#### [Available records]
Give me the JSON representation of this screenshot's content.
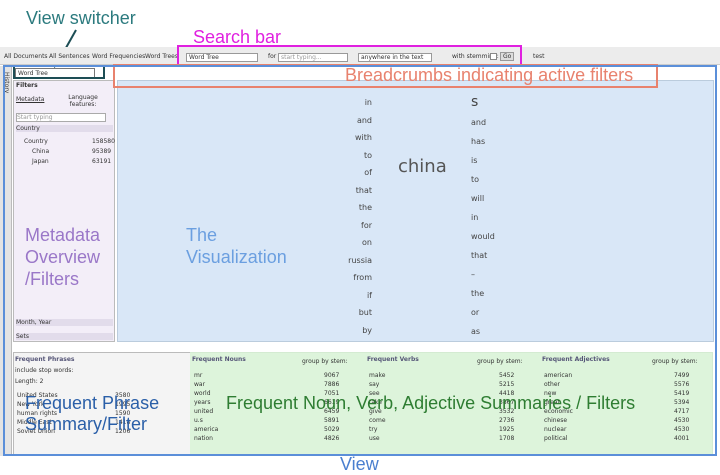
{
  "annotations": {
    "view_switcher": "View switcher",
    "search_bar": "Search bar",
    "breadcrumbs": "Breadcrumbs indicating active filters",
    "metadata": [
      "Metadata",
      "Overview",
      "/Filters"
    ],
    "visualization": [
      "The",
      "Visualization"
    ],
    "phrase": [
      "Frequent Phrase",
      "Summary/Filter"
    ],
    "pos": "Frequent Noun, Verb, Adjective Summaries / Filters",
    "view": "View"
  },
  "toolbar": {
    "tabs": [
      "All Documents",
      "All Sentences",
      "Word Frequencies",
      "Word Trees"
    ],
    "view_select": "Word Tree",
    "for": "for",
    "placeholder": "start typing...",
    "scope": "anywhere in the text",
    "stemming": "with stemming:",
    "go": "Go",
    "test": "test"
  },
  "sidebar": {
    "history": "History",
    "view_select": "Word Tree",
    "filters": "Filters",
    "metadata": "Metadata",
    "language": "Language features:",
    "search": "Start typing",
    "country_header": "Country",
    "tree": [
      [
        "Country",
        "158580"
      ],
      [
        "China",
        "95389"
      ],
      [
        "Japan",
        "63191"
      ]
    ],
    "month": "Month, Year",
    "sets": "Sets"
  },
  "word_tree": {
    "root": "china",
    "left": [
      "in",
      "and",
      "with",
      "to",
      "of",
      "that",
      "the",
      "for",
      "on",
      "russia",
      "from",
      "if",
      "but",
      "by"
    ],
    "right": [
      "s",
      "and",
      "has",
      "is",
      "to",
      "will",
      "in",
      "would",
      "that",
      "–",
      "the",
      "or",
      "as"
    ]
  },
  "panels": [
    {
      "title": "Frequent Phrases",
      "options": [
        "include stop words:",
        "Length: 2"
      ],
      "rows": [
        [
          "United States",
          "3580"
        ],
        [
          "New York",
          "1995"
        ],
        [
          "human rights",
          "1590"
        ],
        [
          "Middle East",
          "1418"
        ],
        [
          "Soviet Union",
          "1206"
        ]
      ]
    },
    {
      "title": "Frequent Nouns",
      "group": "group by stem:",
      "rows": [
        [
          "mr",
          "9067"
        ],
        [
          "war",
          "7886"
        ],
        [
          "world",
          "7051"
        ],
        [
          "years",
          "6619"
        ],
        [
          "united",
          "6459"
        ],
        [
          "u.s",
          "5891"
        ],
        [
          "america",
          "5029"
        ],
        [
          "nation",
          "4826"
        ]
      ]
    },
    {
      "title": "Frequent Verbs",
      "group": "group by stem:",
      "rows": [
        [
          "make",
          "5452"
        ],
        [
          "say",
          "5215"
        ],
        [
          "see",
          "4418"
        ],
        [
          "take",
          "3867"
        ],
        [
          "give",
          "3532"
        ],
        [
          "come",
          "2736"
        ],
        [
          "try",
          "1925"
        ],
        [
          "use",
          "1708"
        ]
      ]
    },
    {
      "title": "Frequent Adjectives",
      "group": "group by stem:",
      "rows": [
        [
          "american",
          "7499"
        ],
        [
          "other",
          "5576"
        ],
        [
          "new",
          "5419"
        ],
        [
          "great",
          "5394"
        ],
        [
          "economic",
          "4717"
        ],
        [
          "chinese",
          "4530"
        ],
        [
          "nuclear",
          "4530"
        ],
        [
          "political",
          "4001"
        ]
      ]
    }
  ]
}
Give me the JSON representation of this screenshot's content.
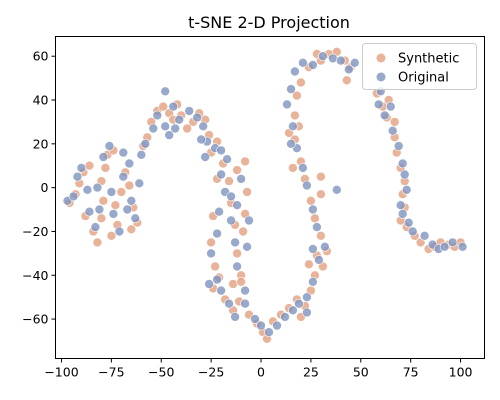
{
  "chart_data": {
    "type": "scatter",
    "title": "t-SNE 2-D Projection",
    "xlabel": "",
    "ylabel": "",
    "xlim": [
      -103,
      112
    ],
    "ylim": [
      -78,
      69
    ],
    "xticks": [
      -100,
      -75,
      -50,
      -25,
      0,
      25,
      50,
      75,
      100
    ],
    "yticks": [
      -60,
      -40,
      -20,
      0,
      20,
      40,
      60
    ],
    "grid": false,
    "legend_position": "top-right",
    "series": [
      {
        "name": "Synthetic",
        "color": "#e3a07f",
        "points": [
          [
            -96,
            -7
          ],
          [
            -93,
            -3
          ],
          [
            -91,
            2
          ],
          [
            -89,
            7
          ],
          [
            -86,
            10
          ],
          [
            -88,
            -13
          ],
          [
            -84,
            -20
          ],
          [
            -82,
            -25
          ],
          [
            -80,
            -14
          ],
          [
            -79,
            -6
          ],
          [
            -80,
            3
          ],
          [
            -78,
            9
          ],
          [
            -77,
            15
          ],
          [
            -74,
            17
          ],
          [
            -73,
            -8
          ],
          [
            -75,
            -22
          ],
          [
            -72,
            -17
          ],
          [
            -70,
            -2
          ],
          [
            -68,
            7
          ],
          [
            -66,
            1
          ],
          [
            -64,
            -9
          ],
          [
            -62,
            -16
          ],
          [
            -65,
            -19
          ],
          [
            -59,
            19
          ],
          [
            -57,
            23
          ],
          [
            -55,
            30
          ],
          [
            -52,
            35
          ],
          [
            -49,
            37
          ],
          [
            -46,
            34
          ],
          [
            -44,
            31
          ],
          [
            -42,
            38
          ],
          [
            -40,
            33
          ],
          [
            -37,
            27
          ],
          [
            -34,
            30
          ],
          [
            -31,
            34
          ],
          [
            -28,
            31
          ],
          [
            -26,
            24
          ],
          [
            -25,
            16
          ],
          [
            -22,
            21
          ],
          [
            -19,
            11
          ],
          [
            -22,
            4
          ],
          [
            -24,
            -13
          ],
          [
            -25,
            -25
          ],
          [
            -23,
            -36
          ],
          [
            -24,
            -46
          ],
          [
            -21,
            -41
          ],
          [
            -18,
            -51
          ],
          [
            -14,
            -56
          ],
          [
            -11,
            -52
          ],
          [
            -14,
            -44
          ],
          [
            -10,
            -40
          ],
          [
            -12,
            -30
          ],
          [
            -13,
            -17
          ],
          [
            -15,
            -7
          ],
          [
            -16,
            3
          ],
          [
            -12,
            8
          ],
          [
            -8,
            12
          ],
          [
            -7,
            -2
          ],
          [
            -8,
            -12
          ],
          [
            -9,
            -20
          ],
          [
            -10,
            -43
          ],
          [
            -6,
            -58
          ],
          [
            -2,
            -62
          ],
          [
            1,
            -66
          ],
          [
            3,
            -69
          ],
          [
            6,
            -61
          ],
          [
            10,
            -58
          ],
          [
            14,
            -55
          ],
          [
            18,
            -51
          ],
          [
            20,
            -59
          ],
          [
            22,
            -54
          ],
          [
            25,
            -47
          ],
          [
            27,
            -40
          ],
          [
            24,
            -35
          ],
          [
            28,
            -31
          ],
          [
            31,
            -36
          ],
          [
            33,
            -29
          ],
          [
            30,
            -22
          ],
          [
            27,
            -14
          ],
          [
            25,
            -6
          ],
          [
            22,
            4
          ],
          [
            20,
            12
          ],
          [
            17,
            22
          ],
          [
            19,
            28
          ],
          [
            17,
            33
          ],
          [
            18,
            42
          ],
          [
            20,
            48
          ],
          [
            24,
            55
          ],
          [
            28,
            61
          ],
          [
            30,
            58
          ],
          [
            34,
            61
          ],
          [
            38,
            62
          ],
          [
            42,
            58
          ],
          [
            45,
            55
          ],
          [
            43,
            49
          ],
          [
            58,
            43
          ],
          [
            61,
            37
          ],
          [
            63,
            32
          ],
          [
            64,
            40
          ],
          [
            67,
            30
          ],
          [
            67,
            23
          ],
          [
            68,
            16
          ],
          [
            70,
            9
          ],
          [
            72,
            3
          ],
          [
            71,
            -3
          ],
          [
            72,
            -9
          ],
          [
            70,
            -15
          ],
          [
            73,
            -18
          ],
          [
            77,
            -22
          ],
          [
            80,
            -25
          ],
          [
            84,
            -28
          ],
          [
            87,
            -27
          ],
          [
            90,
            -25
          ],
          [
            94,
            -26
          ],
          [
            97,
            -27
          ],
          [
            100,
            -25
          ],
          [
            14,
            25
          ],
          [
            16,
            9
          ],
          [
            30,
            -3
          ],
          [
            30,
            5
          ]
        ]
      },
      {
        "name": "Original",
        "color": "#7e93bf",
        "points": [
          [
            -97,
            -6
          ],
          [
            -94,
            -4
          ],
          [
            -92,
            5
          ],
          [
            -90,
            9
          ],
          [
            -87,
            -1
          ],
          [
            -86,
            -11
          ],
          [
            -83,
            -18
          ],
          [
            -81,
            -10
          ],
          [
            -82,
            0
          ],
          [
            -79,
            14
          ],
          [
            -76,
            19
          ],
          [
            -75,
            -2
          ],
          [
            -74,
            -12
          ],
          [
            -71,
            -20
          ],
          [
            -69,
            5
          ],
          [
            -69,
            16
          ],
          [
            -66,
            11
          ],
          [
            -67,
            -10
          ],
          [
            -63,
            -14
          ],
          [
            -65,
            -6
          ],
          [
            -61,
            2
          ],
          [
            -60,
            15
          ],
          [
            -58,
            20
          ],
          [
            -54,
            27
          ],
          [
            -52,
            33
          ],
          [
            -48,
            28
          ],
          [
            -46,
            24
          ],
          [
            -43,
            27
          ],
          [
            -48,
            44
          ],
          [
            -44,
            37
          ],
          [
            -41,
            31
          ],
          [
            -36,
            35
          ],
          [
            -32,
            32
          ],
          [
            -29,
            28
          ],
          [
            -27,
            21
          ],
          [
            -23,
            18
          ],
          [
            -20,
            17
          ],
          [
            -17,
            13
          ],
          [
            -20,
            6
          ],
          [
            -18,
            -2
          ],
          [
            -21,
            -11
          ],
          [
            -22,
            -21
          ],
          [
            -25,
            -30
          ],
          [
            -22,
            -42
          ],
          [
            -26,
            -44
          ],
          [
            -20,
            -47
          ],
          [
            -16,
            -53
          ],
          [
            -13,
            -59
          ],
          [
            -8,
            -53
          ],
          [
            -12,
            -36
          ],
          [
            -13,
            -25
          ],
          [
            -15,
            -15
          ],
          [
            -15,
            -4
          ],
          [
            -12,
            -8
          ],
          [
            -10,
            4
          ],
          [
            -6,
            -15
          ],
          [
            -7,
            -27
          ],
          [
            -8,
            -47
          ],
          [
            -3,
            -60
          ],
          [
            0,
            -63
          ],
          [
            4,
            -66
          ],
          [
            8,
            -63
          ],
          [
            12,
            -59
          ],
          [
            16,
            -56
          ],
          [
            19,
            -53
          ],
          [
            23,
            -50
          ],
          [
            23,
            -57
          ],
          [
            26,
            -43
          ],
          [
            26,
            -28
          ],
          [
            29,
            -33
          ],
          [
            32,
            -27
          ],
          [
            28,
            -18
          ],
          [
            26,
            -10
          ],
          [
            23,
            1
          ],
          [
            21,
            9
          ],
          [
            18,
            18
          ],
          [
            16,
            28
          ],
          [
            13,
            38
          ],
          [
            15,
            45
          ],
          [
            17,
            53
          ],
          [
            21,
            57
          ],
          [
            26,
            56
          ],
          [
            31,
            60
          ],
          [
            36,
            59
          ],
          [
            40,
            58
          ],
          [
            44,
            54
          ],
          [
            47,
            57
          ],
          [
            60,
            44
          ],
          [
            59,
            38
          ],
          [
            62,
            33
          ],
          [
            65,
            37
          ],
          [
            66,
            26
          ],
          [
            69,
            19
          ],
          [
            71,
            11
          ],
          [
            72,
            6
          ],
          [
            73,
            -1
          ],
          [
            70,
            -8
          ],
          [
            71,
            -12
          ],
          [
            74,
            -16
          ],
          [
            76,
            -20
          ],
          [
            82,
            -22
          ],
          [
            86,
            -26
          ],
          [
            89,
            -28
          ],
          [
            92,
            -27
          ],
          [
            96,
            -25
          ],
          [
            101,
            -27
          ],
          [
            -30,
            22
          ],
          [
            -28,
            14
          ],
          [
            15,
            20
          ],
          [
            38,
            -1
          ]
        ]
      }
    ]
  }
}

#### [Exercise]
From the records above, pull out each line that has "Frequent".

#### [Expected answer]
      "Frequent Phrase",
    "pos": "Frequent Noun, Verb, Adjective Summaries / Filters",
      "title": "Frequent Phrases",
      "title": "Frequent Nouns",
      "title": "Frequent Verbs",
      "title": "Frequent Adjectives",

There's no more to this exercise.